> _TASK PROMPT_
In the entries, find all lines that hold the word "chromosome" and copy them.

> _Items from a figure collection_
******************************

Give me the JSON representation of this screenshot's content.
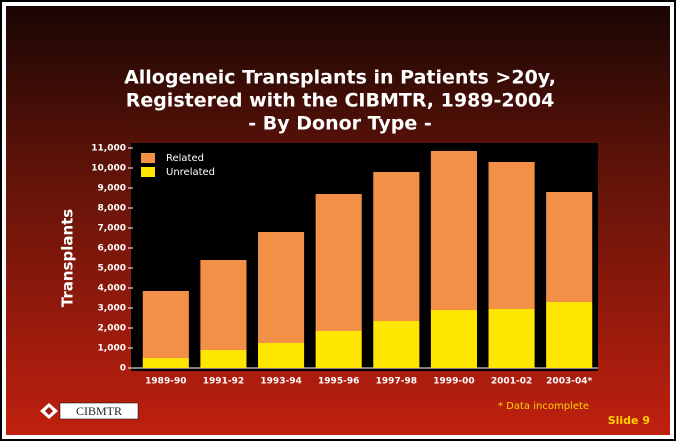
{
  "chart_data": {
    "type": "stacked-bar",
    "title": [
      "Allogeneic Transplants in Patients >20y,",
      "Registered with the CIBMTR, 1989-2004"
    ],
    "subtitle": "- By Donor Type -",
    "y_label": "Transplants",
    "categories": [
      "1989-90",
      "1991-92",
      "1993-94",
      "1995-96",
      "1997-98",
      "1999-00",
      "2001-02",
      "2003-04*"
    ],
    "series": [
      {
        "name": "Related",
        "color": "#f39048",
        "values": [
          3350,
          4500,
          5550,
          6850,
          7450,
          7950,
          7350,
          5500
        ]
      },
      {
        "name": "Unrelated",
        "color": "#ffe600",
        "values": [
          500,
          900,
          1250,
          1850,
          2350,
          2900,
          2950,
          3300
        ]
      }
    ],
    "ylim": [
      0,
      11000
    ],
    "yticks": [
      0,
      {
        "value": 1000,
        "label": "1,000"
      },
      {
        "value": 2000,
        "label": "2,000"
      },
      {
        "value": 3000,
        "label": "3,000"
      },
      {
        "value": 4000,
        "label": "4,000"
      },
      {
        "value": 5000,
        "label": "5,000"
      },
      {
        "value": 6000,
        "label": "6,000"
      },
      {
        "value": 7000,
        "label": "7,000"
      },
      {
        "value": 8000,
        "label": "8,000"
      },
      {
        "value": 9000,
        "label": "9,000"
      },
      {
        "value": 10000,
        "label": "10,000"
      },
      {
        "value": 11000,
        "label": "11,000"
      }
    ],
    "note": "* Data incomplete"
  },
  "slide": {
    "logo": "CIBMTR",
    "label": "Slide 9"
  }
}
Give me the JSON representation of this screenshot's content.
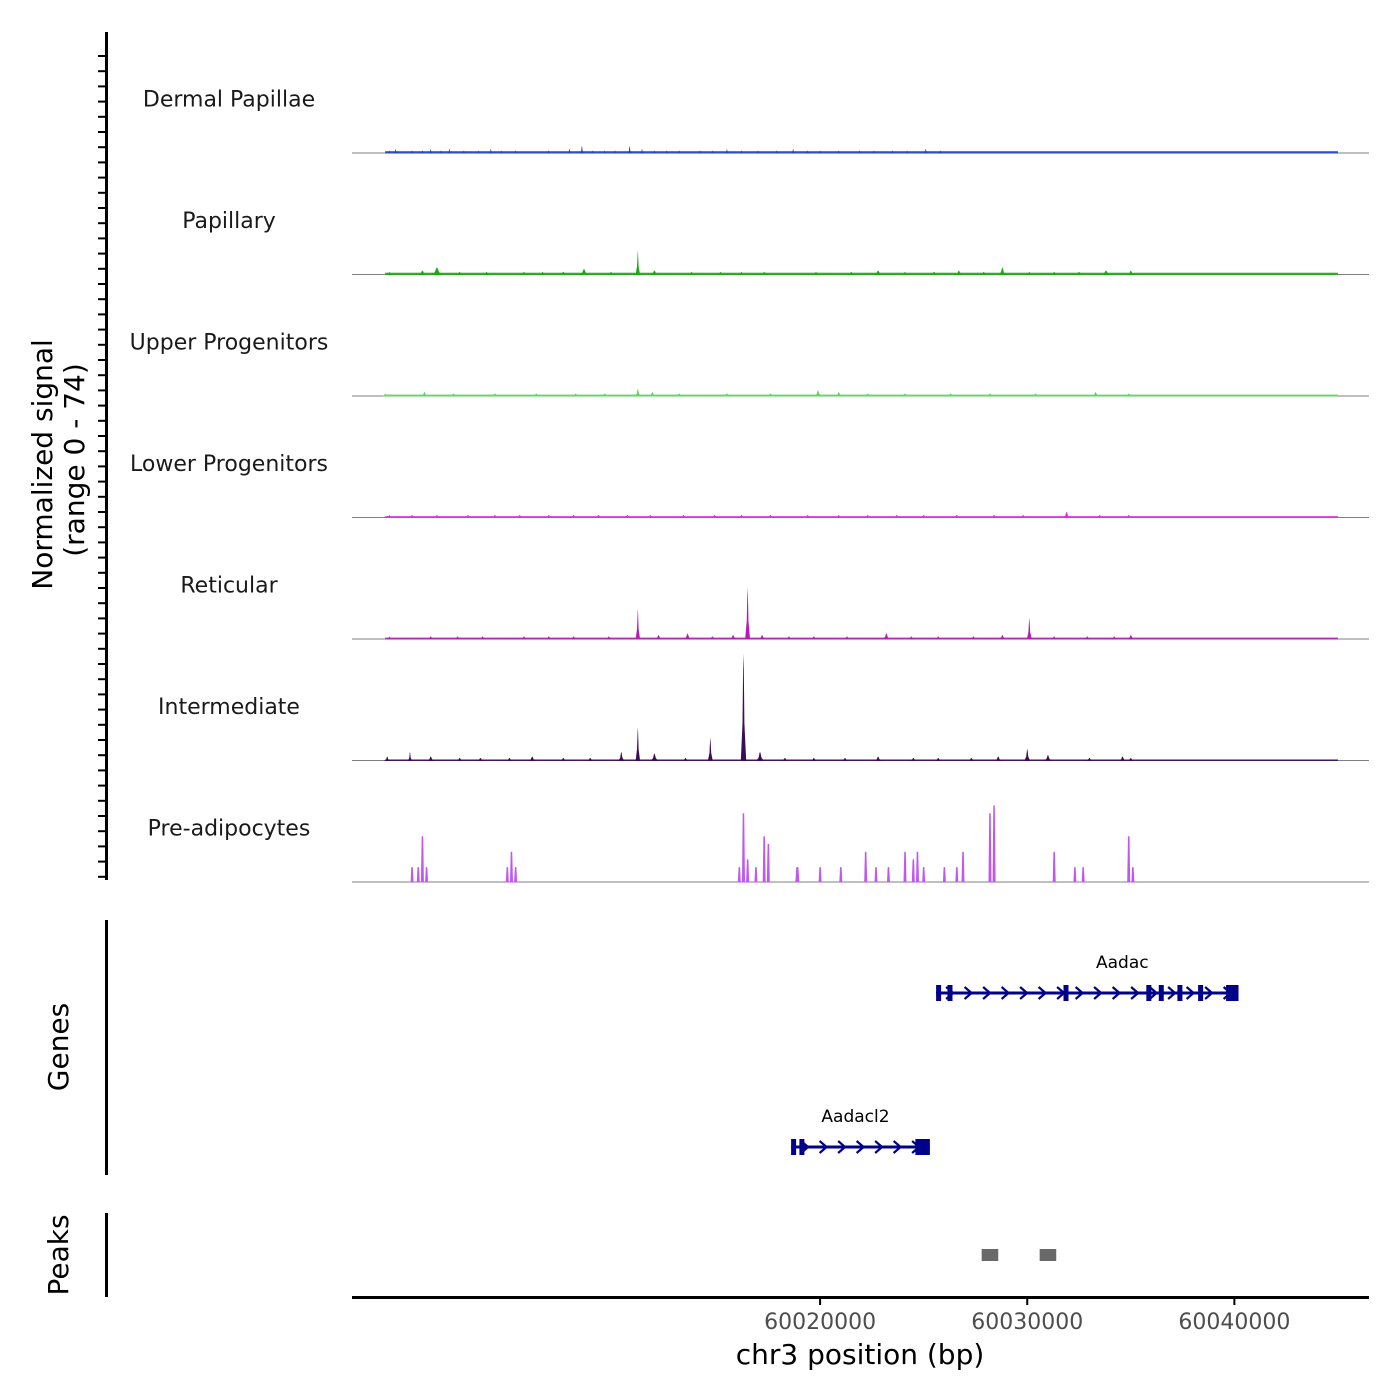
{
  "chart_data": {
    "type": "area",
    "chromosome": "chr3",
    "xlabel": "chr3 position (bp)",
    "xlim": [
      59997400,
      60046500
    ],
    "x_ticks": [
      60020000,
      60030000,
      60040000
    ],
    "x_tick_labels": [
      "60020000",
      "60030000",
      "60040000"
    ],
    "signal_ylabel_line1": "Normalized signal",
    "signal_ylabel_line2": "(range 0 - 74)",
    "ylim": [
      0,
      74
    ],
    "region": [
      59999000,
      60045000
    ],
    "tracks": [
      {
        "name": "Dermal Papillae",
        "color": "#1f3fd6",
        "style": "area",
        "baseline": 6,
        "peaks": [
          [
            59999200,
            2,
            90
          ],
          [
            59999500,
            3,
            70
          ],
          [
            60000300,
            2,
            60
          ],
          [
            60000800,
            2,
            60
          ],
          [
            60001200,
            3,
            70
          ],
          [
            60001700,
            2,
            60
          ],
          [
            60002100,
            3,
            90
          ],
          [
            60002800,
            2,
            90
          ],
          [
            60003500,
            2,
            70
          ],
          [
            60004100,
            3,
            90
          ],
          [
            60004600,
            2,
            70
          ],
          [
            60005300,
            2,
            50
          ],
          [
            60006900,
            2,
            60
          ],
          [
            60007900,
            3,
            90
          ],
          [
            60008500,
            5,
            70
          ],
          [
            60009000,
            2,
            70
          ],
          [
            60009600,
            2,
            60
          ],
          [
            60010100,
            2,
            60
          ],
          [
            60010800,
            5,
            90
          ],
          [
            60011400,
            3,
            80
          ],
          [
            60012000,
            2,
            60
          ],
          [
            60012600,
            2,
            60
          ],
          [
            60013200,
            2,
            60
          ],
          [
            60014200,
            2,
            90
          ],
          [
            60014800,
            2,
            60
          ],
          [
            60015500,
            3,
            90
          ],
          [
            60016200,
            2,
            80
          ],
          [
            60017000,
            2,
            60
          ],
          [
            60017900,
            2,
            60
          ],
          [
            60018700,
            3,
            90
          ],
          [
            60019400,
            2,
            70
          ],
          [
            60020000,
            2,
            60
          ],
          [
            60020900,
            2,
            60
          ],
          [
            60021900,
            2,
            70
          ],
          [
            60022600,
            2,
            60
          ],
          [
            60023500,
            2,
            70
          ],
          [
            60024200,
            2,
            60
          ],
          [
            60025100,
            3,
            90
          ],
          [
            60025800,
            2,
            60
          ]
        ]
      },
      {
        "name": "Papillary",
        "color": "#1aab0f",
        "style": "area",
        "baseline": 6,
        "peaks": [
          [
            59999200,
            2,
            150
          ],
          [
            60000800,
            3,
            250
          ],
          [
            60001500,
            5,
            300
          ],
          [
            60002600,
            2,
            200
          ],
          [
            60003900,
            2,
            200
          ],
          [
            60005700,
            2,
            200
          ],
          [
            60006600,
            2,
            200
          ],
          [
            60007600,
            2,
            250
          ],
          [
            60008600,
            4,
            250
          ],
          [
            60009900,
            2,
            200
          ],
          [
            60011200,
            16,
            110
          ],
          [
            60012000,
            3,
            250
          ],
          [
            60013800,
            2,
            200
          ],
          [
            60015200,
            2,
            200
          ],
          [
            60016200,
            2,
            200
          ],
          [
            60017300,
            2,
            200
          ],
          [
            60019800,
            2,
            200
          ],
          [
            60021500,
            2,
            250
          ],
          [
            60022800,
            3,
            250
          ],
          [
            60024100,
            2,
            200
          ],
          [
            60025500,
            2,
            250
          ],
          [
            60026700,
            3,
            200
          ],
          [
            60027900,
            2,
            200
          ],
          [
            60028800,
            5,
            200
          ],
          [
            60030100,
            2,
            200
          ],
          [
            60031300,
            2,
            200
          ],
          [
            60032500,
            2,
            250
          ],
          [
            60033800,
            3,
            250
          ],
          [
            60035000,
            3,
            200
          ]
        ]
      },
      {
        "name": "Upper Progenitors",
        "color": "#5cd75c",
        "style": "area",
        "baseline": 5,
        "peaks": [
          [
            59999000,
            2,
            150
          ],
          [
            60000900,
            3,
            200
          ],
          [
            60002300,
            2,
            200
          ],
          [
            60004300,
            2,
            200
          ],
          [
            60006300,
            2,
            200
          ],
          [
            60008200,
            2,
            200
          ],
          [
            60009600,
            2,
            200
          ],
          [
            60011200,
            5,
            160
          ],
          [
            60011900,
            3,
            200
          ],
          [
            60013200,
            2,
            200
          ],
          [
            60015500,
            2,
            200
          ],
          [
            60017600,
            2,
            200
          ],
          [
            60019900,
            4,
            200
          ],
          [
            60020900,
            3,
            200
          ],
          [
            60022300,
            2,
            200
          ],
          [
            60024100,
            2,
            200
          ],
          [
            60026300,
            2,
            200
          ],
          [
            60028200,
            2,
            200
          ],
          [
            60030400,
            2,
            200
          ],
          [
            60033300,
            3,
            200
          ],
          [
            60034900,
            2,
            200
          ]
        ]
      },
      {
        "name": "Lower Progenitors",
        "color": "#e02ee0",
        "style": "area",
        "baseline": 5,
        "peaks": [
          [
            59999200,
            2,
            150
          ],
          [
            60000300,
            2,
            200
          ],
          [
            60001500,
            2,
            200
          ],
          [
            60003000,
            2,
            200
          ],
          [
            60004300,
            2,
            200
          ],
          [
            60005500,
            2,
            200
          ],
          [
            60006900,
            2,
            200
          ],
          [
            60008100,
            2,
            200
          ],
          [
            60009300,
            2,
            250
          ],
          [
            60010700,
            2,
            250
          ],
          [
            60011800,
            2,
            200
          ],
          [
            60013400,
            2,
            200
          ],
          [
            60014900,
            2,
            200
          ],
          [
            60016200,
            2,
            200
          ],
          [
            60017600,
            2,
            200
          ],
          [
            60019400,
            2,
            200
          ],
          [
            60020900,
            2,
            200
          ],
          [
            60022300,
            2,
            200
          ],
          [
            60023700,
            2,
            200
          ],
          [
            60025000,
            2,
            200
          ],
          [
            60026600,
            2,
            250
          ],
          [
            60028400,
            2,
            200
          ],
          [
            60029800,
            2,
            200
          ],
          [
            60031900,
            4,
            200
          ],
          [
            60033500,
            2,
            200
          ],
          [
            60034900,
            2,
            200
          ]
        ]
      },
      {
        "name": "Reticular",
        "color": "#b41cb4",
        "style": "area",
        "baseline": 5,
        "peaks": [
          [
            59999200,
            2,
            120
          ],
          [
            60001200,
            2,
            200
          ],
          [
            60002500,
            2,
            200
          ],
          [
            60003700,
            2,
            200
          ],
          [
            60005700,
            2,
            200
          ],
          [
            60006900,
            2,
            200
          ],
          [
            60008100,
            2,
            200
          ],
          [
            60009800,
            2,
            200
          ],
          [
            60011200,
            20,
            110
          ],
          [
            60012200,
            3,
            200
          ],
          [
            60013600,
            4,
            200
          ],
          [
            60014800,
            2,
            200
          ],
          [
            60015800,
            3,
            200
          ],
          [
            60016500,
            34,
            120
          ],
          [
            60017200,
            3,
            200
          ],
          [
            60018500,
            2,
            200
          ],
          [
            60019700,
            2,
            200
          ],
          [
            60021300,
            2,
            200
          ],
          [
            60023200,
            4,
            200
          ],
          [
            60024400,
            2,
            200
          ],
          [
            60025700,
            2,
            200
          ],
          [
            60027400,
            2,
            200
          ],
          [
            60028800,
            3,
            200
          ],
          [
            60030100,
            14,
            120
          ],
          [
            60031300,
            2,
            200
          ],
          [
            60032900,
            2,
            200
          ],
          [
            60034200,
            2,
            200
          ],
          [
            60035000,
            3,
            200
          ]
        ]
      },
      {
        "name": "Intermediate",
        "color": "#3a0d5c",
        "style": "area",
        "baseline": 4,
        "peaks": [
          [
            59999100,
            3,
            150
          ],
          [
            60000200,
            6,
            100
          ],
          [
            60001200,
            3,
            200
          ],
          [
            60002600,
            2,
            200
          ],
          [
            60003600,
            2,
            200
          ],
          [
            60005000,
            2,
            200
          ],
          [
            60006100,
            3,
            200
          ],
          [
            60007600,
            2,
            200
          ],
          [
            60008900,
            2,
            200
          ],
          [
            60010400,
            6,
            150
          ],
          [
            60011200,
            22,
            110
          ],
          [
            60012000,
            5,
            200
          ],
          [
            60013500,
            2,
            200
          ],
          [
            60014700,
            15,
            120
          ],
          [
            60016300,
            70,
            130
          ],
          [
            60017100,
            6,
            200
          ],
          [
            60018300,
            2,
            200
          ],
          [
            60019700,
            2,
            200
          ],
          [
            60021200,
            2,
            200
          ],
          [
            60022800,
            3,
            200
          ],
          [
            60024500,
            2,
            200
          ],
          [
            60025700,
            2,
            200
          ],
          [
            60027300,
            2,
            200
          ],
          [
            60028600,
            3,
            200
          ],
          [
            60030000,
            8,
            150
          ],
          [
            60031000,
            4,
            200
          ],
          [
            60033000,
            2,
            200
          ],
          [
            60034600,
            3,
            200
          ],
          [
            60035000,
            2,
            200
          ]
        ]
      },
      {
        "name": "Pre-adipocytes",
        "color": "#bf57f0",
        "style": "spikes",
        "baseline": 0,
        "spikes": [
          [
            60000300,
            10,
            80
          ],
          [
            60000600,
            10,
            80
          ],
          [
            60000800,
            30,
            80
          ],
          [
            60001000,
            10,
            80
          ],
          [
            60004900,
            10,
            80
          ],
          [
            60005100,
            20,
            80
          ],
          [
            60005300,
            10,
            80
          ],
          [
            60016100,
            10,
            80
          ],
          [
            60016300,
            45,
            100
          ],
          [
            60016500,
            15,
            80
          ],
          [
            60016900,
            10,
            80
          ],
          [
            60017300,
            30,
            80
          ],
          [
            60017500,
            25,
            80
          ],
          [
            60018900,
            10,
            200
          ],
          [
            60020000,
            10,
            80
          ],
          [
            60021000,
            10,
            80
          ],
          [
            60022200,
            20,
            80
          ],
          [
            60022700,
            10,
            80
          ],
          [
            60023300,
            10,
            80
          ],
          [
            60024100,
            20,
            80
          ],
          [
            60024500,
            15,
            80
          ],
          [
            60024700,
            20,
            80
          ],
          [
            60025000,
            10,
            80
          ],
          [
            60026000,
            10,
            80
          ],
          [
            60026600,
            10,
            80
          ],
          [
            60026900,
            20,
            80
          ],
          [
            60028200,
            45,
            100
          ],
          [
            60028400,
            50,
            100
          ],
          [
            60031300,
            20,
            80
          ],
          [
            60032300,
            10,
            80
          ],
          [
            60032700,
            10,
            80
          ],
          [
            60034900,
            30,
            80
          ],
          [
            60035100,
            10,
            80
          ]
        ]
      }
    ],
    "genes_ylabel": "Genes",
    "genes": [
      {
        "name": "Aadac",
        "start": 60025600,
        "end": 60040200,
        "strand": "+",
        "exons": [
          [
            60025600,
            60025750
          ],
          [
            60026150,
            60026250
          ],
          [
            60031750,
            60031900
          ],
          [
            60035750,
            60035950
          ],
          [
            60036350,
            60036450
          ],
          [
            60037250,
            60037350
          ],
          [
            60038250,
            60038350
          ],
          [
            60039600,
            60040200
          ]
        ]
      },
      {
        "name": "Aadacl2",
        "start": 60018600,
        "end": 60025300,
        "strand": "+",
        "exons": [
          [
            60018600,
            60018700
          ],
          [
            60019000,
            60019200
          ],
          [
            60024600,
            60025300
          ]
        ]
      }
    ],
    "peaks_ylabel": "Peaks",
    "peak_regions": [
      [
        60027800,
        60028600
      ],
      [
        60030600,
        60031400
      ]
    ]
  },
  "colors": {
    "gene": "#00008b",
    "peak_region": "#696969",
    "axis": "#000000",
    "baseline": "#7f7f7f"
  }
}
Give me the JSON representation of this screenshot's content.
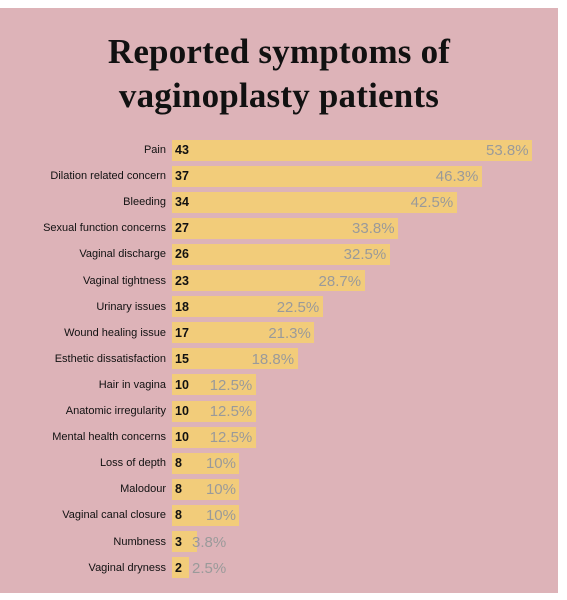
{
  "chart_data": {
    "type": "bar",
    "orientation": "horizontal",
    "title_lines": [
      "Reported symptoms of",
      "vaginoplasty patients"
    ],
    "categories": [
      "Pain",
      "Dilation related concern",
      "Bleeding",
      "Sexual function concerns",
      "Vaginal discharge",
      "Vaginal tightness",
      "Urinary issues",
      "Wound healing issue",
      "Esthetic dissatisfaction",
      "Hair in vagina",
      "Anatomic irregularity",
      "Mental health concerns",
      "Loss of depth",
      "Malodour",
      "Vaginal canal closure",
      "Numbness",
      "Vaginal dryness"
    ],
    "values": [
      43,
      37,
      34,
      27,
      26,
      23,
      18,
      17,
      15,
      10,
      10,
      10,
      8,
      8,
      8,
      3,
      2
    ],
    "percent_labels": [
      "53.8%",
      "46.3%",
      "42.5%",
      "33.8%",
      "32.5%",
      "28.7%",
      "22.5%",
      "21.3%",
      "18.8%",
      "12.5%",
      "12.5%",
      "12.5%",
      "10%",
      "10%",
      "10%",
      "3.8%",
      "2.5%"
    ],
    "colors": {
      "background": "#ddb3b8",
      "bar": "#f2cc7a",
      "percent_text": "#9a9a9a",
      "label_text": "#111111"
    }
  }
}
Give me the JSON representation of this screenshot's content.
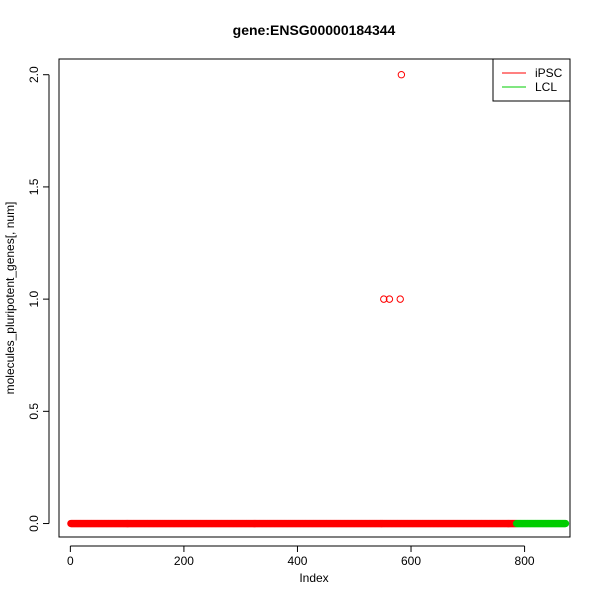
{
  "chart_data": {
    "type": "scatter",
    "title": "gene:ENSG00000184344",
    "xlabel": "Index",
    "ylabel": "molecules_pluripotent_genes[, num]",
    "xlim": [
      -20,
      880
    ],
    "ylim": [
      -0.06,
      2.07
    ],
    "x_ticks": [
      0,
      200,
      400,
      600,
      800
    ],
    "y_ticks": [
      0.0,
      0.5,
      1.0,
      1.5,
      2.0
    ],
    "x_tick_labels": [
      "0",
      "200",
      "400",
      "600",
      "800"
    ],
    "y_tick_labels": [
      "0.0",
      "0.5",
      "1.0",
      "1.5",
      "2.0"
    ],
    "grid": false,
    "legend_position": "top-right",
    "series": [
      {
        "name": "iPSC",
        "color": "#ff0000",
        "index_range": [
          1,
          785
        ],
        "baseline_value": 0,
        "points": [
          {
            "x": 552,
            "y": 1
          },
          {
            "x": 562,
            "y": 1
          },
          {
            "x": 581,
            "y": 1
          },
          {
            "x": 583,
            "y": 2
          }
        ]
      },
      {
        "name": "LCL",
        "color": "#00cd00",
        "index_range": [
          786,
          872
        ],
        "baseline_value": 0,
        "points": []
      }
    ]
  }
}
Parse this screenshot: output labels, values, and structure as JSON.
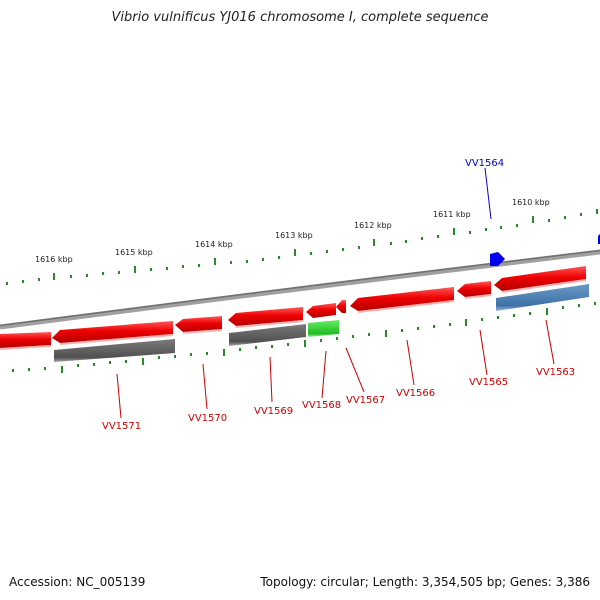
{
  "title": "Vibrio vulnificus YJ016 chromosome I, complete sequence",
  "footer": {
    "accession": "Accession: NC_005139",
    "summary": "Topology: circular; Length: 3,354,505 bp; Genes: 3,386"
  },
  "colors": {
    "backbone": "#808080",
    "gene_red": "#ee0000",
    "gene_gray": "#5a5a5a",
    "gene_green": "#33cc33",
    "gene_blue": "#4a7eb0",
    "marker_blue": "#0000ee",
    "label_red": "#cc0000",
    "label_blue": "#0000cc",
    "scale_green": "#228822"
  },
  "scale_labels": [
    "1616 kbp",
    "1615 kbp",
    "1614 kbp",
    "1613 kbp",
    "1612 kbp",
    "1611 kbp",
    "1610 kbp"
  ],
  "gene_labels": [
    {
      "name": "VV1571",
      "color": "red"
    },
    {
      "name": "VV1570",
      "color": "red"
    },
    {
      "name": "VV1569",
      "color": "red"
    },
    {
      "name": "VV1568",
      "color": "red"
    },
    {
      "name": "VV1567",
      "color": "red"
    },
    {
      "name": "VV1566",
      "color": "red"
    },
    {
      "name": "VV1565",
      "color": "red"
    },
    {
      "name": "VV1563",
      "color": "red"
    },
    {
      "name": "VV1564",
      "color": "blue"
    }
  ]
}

******************************

> _OUTPUT OF THE TASK_
    "chromosome": "chr3",
  "title": "Vibrio vulnificus YJ016 chromosome I, complete sequence",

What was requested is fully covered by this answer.